▶ **Exercise task**: Write out the records beneath this line exactly as they appear, minus any images.

(Extracted records)
-- Start --

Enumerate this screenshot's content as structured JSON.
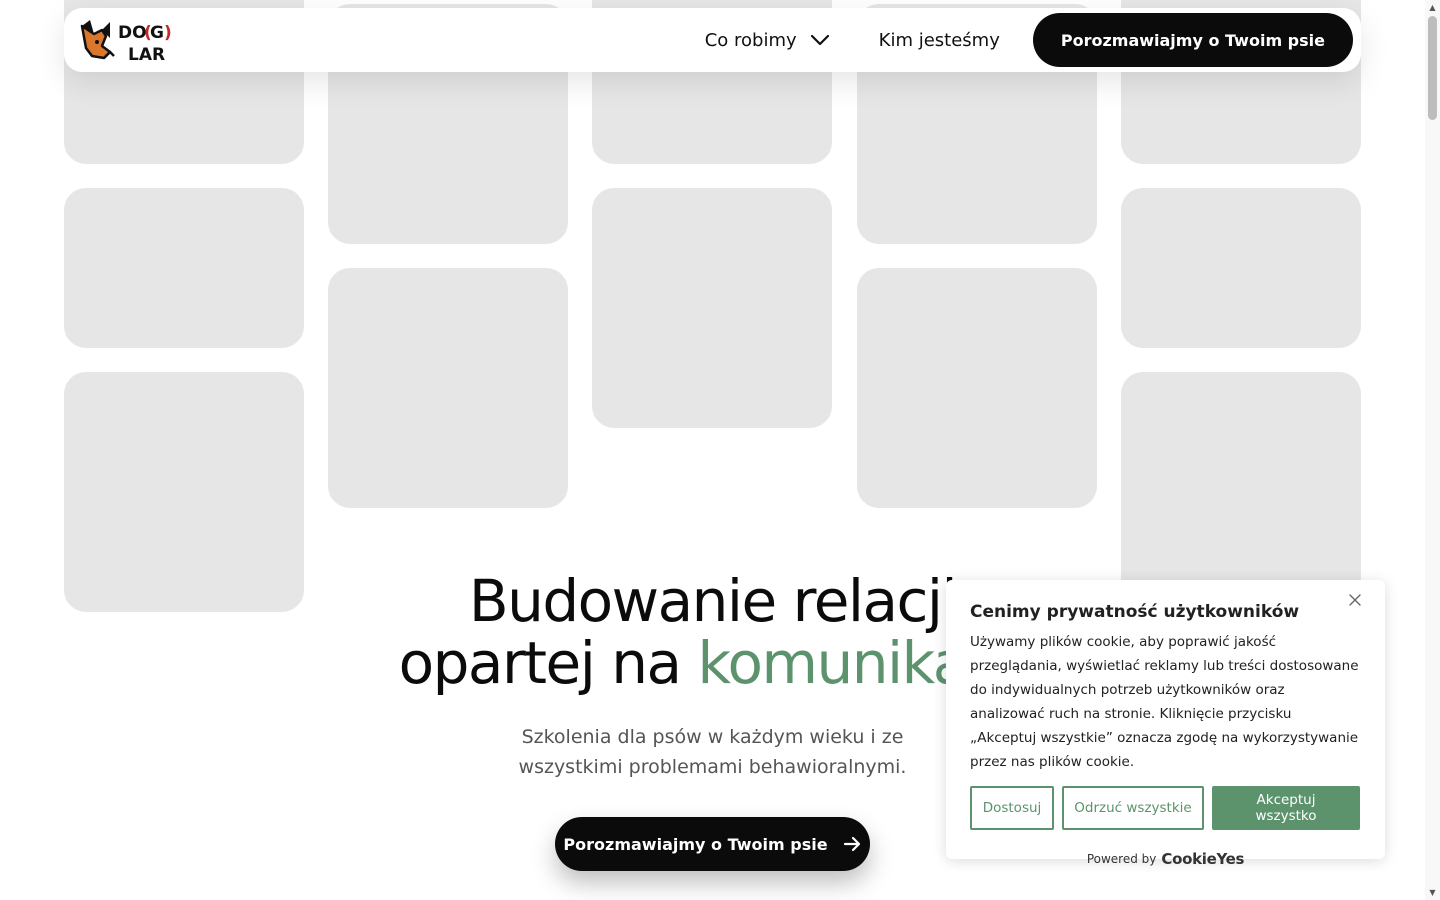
{
  "nav": {
    "services_label": "Co robimy",
    "about_label": "Kim jesteśmy",
    "cta_label": "Porozmawiajmy o Twoim psie"
  },
  "hero": {
    "title_line1": "Budowanie relacji",
    "title_line2_plain": "opartej na ",
    "title_line2_accent": "komunikacji",
    "subtitle_line1": "Szkolenia dla psów w każdym wieku i ze",
    "subtitle_line2": "wszystkimi problemami behawioralnymi.",
    "cta_label": "Porozmawiajmy o Twoim psie"
  },
  "cookie": {
    "title": "Cenimy prywatność użytkowników",
    "body": "Używamy plików cookie, aby poprawić jakość przeglądania, wyświetlać reklamy lub treści dostosowane do indywidualnych potrzeb użytkowników oraz analizować ruch na stronie. Kliknięcie przycisku „Akceptuj wszystkie” oznacza zgodę na wykorzystywanie przez nas plików cookie.",
    "customize_label": "Dostosuj",
    "reject_label": "Odrzuć wszystkie",
    "accept_label": "Akceptuj wszystko",
    "powered_by": "Powered by",
    "powered_brand": "CookieYes"
  },
  "colors": {
    "accent": "#5c936d",
    "dark": "#0b0b0b",
    "tile": "#e6e6e6"
  },
  "icons": {
    "logo": "dog-logo",
    "services_chevron": "chevron-down-icon",
    "hero_cta_icon": "arrow-right-icon",
    "cookie_close": "close-icon"
  }
}
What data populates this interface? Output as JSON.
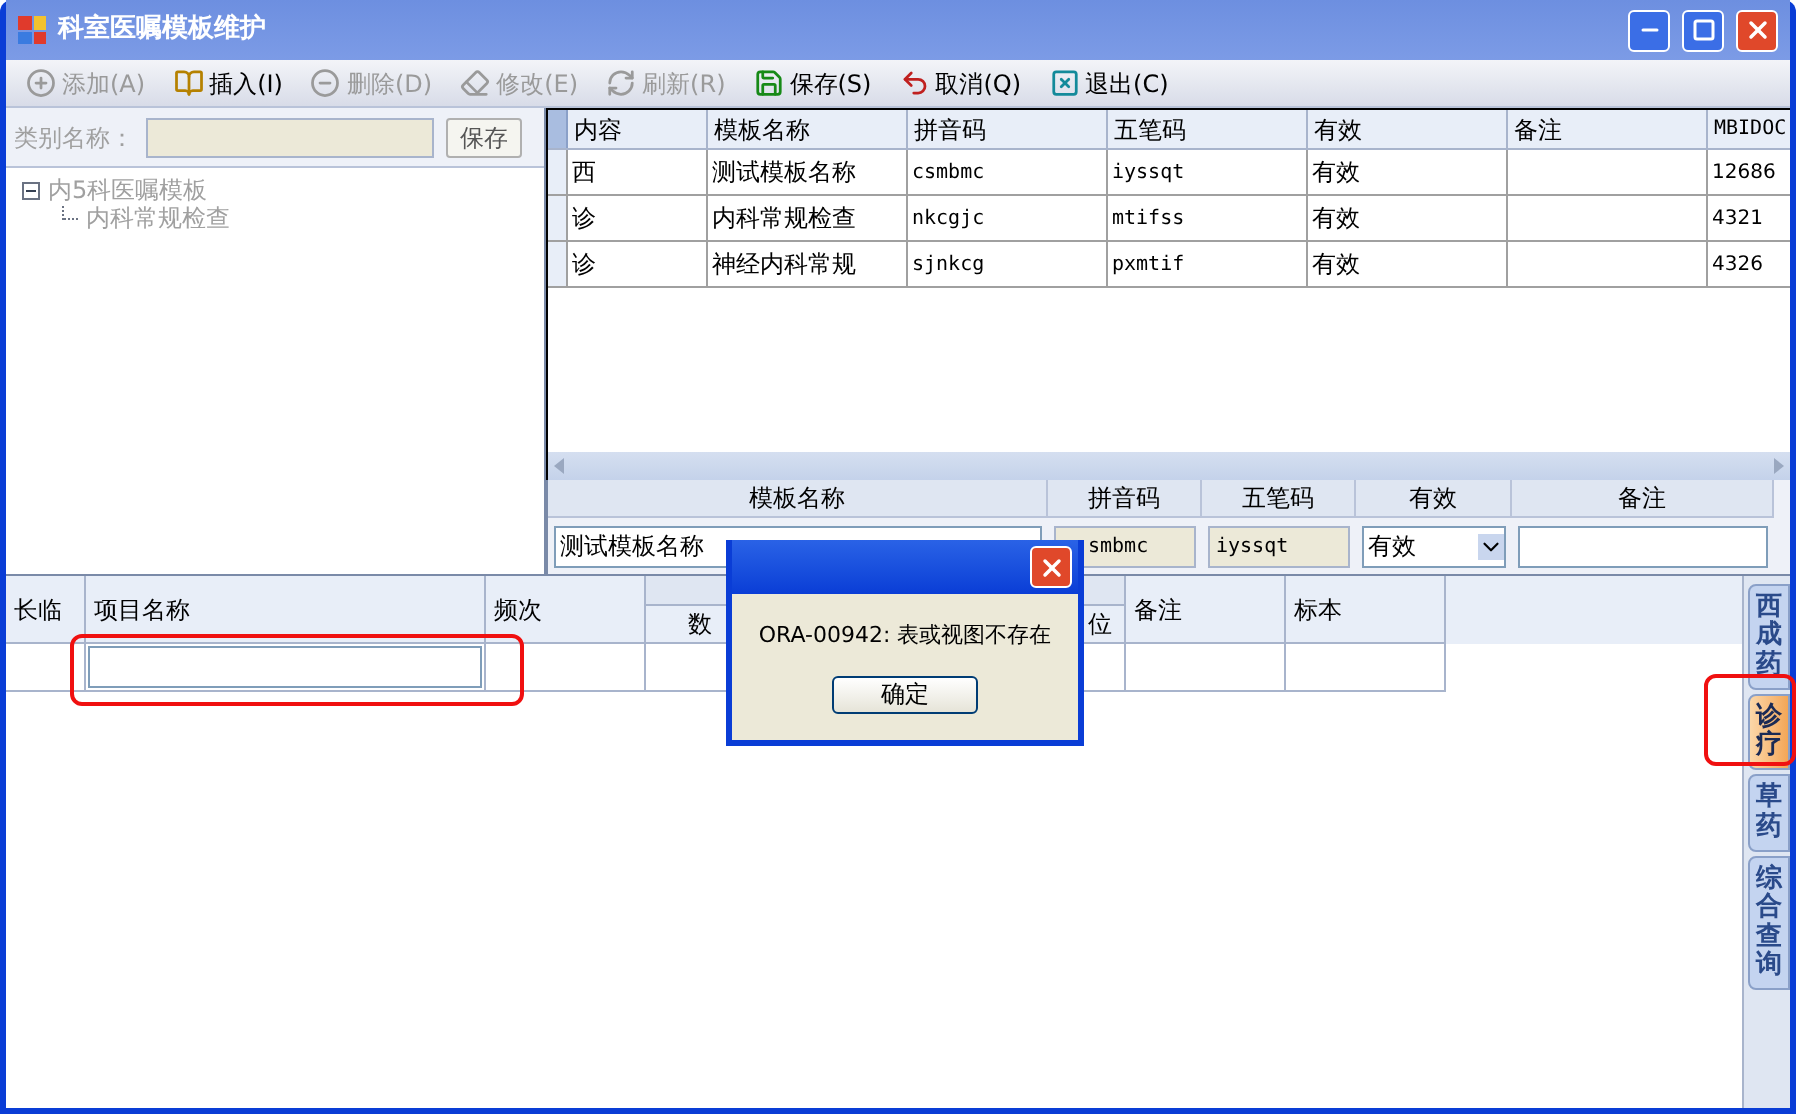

-- End --

▶ **Worked answer**:
Enumerate this screenshot's content as structured JSON.
{
  "nav": {
    "services_label": "Co robimy",
    "about_label": "Kim jesteśmy",
    "cta_label": "Porozmawiajmy o Twoim psie"
  },
  "hero": {
    "title_line1": "Budowanie relacji",
    "title_line2_plain": "opartej na ",
    "title_line2_accent": "komunikacji",
    "subtitle_line1": "Szkolenia dla psów w każdym wieku i ze",
    "subtitle_line2": "wszystkimi problemami behawioralnymi.",
    "cta_label": "Porozmawiajmy o Twoim psie"
  },
  "cookie": {
    "title": "Cenimy prywatność użytkowników",
    "body": "Używamy plików cookie, aby poprawić jakość przeglądania, wyświetlać reklamy lub treści dostosowane do indywidualnych potrzeb użytkowników oraz analizować ruch na stronie. Kliknięcie przycisku „Akceptuj wszystkie” oznacza zgodę na wykorzystywanie przez nas plików cookie.",
    "customize_label": "Dostosuj",
    "reject_label": "Odrzuć wszystkie",
    "accept_label": "Akceptuj wszystko",
    "powered_by": "Powered by",
    "powered_brand": "CookieYes"
  },
  "colors": {
    "accent": "#5c936d",
    "dark": "#0b0b0b",
    "tile": "#e6e6e6"
  },
  "icons": {
    "logo": "dog-logo",
    "services_chevron": "chevron-down-icon",
    "hero_cta_icon": "arrow-right-icon",
    "cookie_close": "close-icon"
  }
}
What data populates this interface? Output as JSON.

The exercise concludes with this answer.